→ **Document extract**:
** Begin **

The M&Ks’ extended dynamic range proved to be great for movies. From the jets roaring by in ‘Top Gun’ (Paramount Home Video) to the throbbing of the engines in ‘Crimson Tide’ (Hollywood Pictures), the M&Ks did not fall short. ‘The Bone Collector’ (Universal Home Video, DTS) utilized the surround channels to implement some pretty realistic sound effects that had my fellow listeners and I jumping out of our seats. As with the 5.1 music, the movie soundtracks exhibited a high degree of continuity from channel to channel, making the jet flights in ‘Top Gun’ and all of the other multi-channel effects that more effective. The system remained clear and unstrained, no matter how complex or loud the scene was.

Throughout all of the listening experiences, I found the M&K system to be fairly transparent, only rarely making itself noticeable. The sound always remained very detailed - perhaps a bit too much so. The M&K system did not "bloom" and provide as full a sound as some may like. This is a matter of personal preference, a choice between the accurate and detailed sound that some would compare to solid state electronics and the fuller, more romanticized sound of tubes. I was not able to listen to the M&Ks through a tube pre-amp, which may be the ultimate way to enjoy these speakers, providing the best of both worlds.

** End **

→ **Recorded data**:
** Begin **

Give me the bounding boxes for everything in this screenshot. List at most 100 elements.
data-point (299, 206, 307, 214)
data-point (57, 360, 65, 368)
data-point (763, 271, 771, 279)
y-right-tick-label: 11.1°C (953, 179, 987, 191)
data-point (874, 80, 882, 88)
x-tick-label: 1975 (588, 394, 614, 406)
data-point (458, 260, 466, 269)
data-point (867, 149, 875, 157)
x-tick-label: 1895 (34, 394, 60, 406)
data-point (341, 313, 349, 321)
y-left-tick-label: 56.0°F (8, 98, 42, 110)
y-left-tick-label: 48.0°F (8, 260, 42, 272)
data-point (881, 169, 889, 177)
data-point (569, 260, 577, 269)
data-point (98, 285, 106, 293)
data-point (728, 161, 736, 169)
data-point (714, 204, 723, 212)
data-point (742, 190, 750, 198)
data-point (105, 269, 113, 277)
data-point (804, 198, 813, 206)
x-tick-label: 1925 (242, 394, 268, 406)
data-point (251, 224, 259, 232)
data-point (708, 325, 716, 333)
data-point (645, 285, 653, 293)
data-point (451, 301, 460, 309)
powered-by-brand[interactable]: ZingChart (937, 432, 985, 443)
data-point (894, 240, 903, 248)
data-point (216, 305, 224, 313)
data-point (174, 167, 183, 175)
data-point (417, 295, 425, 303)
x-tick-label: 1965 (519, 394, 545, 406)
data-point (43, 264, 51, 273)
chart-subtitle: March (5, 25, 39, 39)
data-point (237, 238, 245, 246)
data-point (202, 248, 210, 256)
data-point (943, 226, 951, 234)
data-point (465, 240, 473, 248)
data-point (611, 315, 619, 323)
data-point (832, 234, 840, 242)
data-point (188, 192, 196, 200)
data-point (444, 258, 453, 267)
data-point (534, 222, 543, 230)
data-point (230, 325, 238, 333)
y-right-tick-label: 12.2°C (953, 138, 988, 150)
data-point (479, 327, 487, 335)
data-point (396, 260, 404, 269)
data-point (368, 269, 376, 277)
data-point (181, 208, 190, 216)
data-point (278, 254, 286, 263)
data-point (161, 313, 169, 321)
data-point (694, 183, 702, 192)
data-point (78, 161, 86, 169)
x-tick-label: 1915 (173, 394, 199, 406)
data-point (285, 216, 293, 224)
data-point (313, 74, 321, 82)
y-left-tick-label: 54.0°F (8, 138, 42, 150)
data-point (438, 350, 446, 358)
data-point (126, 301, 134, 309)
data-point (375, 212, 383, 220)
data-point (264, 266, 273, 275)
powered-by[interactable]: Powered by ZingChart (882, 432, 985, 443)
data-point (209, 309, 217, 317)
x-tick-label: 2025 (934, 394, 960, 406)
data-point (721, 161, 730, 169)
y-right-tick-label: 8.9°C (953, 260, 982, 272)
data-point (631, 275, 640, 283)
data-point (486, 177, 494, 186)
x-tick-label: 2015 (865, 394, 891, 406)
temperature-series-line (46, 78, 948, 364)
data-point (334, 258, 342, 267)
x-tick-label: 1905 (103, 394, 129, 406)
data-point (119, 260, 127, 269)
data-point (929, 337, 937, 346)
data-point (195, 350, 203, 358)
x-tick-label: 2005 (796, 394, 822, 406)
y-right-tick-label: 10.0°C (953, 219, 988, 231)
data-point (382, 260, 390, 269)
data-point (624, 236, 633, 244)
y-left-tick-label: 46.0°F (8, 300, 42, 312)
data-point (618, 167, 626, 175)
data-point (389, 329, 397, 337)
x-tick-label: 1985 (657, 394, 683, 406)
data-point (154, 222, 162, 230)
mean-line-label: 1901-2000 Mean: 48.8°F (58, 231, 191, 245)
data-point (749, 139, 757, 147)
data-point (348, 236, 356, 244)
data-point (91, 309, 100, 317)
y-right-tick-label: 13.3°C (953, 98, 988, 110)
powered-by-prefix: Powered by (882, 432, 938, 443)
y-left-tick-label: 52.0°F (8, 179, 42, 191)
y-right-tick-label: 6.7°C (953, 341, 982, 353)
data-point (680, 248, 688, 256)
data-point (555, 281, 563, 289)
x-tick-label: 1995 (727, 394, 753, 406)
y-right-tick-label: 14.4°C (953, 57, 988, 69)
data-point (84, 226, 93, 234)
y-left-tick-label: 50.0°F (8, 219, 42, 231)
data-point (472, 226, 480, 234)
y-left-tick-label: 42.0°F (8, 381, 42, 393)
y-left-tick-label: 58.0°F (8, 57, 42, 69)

** End **

→ **Exercise instructions**: Carry on the M&K speaker review from where it stops.

→ **Solved problem**:
The Downside
The downside is the cost factor. This is a $12,000 system. While the price is high, if you can afford it, I strongly recommend auditioning this system. The price tag becomes much more reasonable when you consider that it includes all the amplification, and that amplification is perfectly matched for the speakers. Sonically, my only complaint was the depth of the soundstage. Perhaps with continued repositioning, I could increase it a bit. Some may be critical of the detailed, analytical nature of the M&Ks. This is a matter of personal taste, like tubes vs. solid state. Another problem that reared its ugly head is the fact that only after a few weeks, three of the five satellite grilles had already fallen off. The velco pieces attached to the baffle came loose and the glue appeared to be some sort of silicone product that just didn’t hold up well.

Conclusion
M&K made my first experience with powered satellites quite enjoyable. I was startled by how much their subwoofers have improved over the past few years. While their output has always been prodigious the detail is much, much better. The system performed well on both music and movies, but its strength is 5.1, soon to be 6.1. The M&K system will be easily upgradeable to 6.1 with the simple purchase of another satellite. The satellites were extremely detailed and accurate, making them ideal to evaluate other components. The subwoofer blended well with the satellites, a tribute to M&K’s many years of subwoofer/satellite work. The system as a whole was enjoyable to listen to, never tiring and even looked great in my room without dominating it visually. If you can afford the price, I strongly recommend spending some time listening closely to this system. It is very easy to great sound out of it, and isn’t that what it is all about?
Manufacturer Miller & Kreisel
Model 5.1 THX Powered System (S-150P/MX-350)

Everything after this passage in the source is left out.